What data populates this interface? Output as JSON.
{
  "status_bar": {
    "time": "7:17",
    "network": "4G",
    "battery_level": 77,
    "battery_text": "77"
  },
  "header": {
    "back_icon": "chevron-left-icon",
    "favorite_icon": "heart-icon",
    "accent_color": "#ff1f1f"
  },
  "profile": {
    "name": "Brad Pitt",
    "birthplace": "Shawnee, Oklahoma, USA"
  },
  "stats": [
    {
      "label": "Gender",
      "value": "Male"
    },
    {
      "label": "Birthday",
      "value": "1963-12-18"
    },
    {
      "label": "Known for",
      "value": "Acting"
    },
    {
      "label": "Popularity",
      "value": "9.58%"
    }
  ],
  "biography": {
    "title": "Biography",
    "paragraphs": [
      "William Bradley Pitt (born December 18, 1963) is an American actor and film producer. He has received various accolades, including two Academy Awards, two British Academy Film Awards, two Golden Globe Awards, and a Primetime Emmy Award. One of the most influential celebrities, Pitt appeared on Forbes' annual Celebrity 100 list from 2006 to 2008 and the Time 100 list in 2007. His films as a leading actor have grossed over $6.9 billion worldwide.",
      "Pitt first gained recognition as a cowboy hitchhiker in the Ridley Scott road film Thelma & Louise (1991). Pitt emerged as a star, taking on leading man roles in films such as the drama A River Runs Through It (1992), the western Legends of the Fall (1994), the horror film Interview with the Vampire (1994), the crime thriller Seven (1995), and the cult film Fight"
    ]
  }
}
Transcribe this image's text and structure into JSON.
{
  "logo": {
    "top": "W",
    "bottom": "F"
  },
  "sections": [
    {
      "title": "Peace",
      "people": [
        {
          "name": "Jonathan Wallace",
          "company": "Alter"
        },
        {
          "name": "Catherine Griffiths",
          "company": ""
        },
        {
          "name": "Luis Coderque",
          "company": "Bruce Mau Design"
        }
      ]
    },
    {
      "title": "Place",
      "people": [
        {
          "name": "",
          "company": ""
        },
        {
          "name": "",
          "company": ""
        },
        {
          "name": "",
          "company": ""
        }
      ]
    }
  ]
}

• Aim: Reproduce the complete set of lines precisely as supplied.

• Final result:
What data populates this interface? Output as JSON.
{
  "status_bar": {
    "time": "7:17",
    "network": "4G",
    "battery_level": 77,
    "battery_text": "77"
  },
  "header": {
    "back_icon": "chevron-left-icon",
    "favorite_icon": "heart-icon",
    "accent_color": "#ff1f1f"
  },
  "profile": {
    "name": "Brad Pitt",
    "birthplace": "Shawnee, Oklahoma, USA"
  },
  "stats": [
    {
      "label": "Gender",
      "value": "Male"
    },
    {
      "label": "Birthday",
      "value": "1963-12-18"
    },
    {
      "label": "Known for",
      "value": "Acting"
    },
    {
      "label": "Popularity",
      "value": "9.58%"
    }
  ],
  "biography": {
    "title": "Biography",
    "paragraphs": [
      "William Bradley Pitt (born December 18, 1963) is an American actor and film producer. He has received various accolades, including two Academy Awards, two British Academy Film Awards, two Golden Globe Awards, and a Primetime Emmy Award. One of the most influential celebrities, Pitt appeared on Forbes' annual Celebrity 100 list from 2006 to 2008 and the Time 100 list in 2007. His films as a leading actor have grossed over $6.9 billion worldwide.",
      "Pitt first gained recognition as a cowboy hitchhiker in the Ridley Scott road film Thelma & Louise (1991). Pitt emerged as a star, taking on leading man roles in films such as the drama A River Runs Through It (1992), the western Legends of the Fall (1994), the horror film Interview with the Vampire (1994), the crime thriller Seven (1995), and the cult film Fight"
    ]
  }
}
Transcribe this image's text and structure into JSON.
{
  "logo": {
    "top": "W",
    "bottom": "F"
  },
  "sections": [
    {
      "title": "Peace",
      "people": [
        {
          "name": "Jonathan Wallace",
          "company": "Alter"
        },
        {
          "name": "Catherine Griffiths",
          "company": ""
        },
        {
          "name": "Luis Coderque",
          "company": "Bruce Mau Design"
        }
      ]
    },
    {
      "title": "Place",
      "people": [
        {
          "name": "",
          "company": ""
        },
        {
          "name": "",
          "company": ""
        },
        {
          "name": "",
          "company": ""
        }
      ]
    }
  ]
}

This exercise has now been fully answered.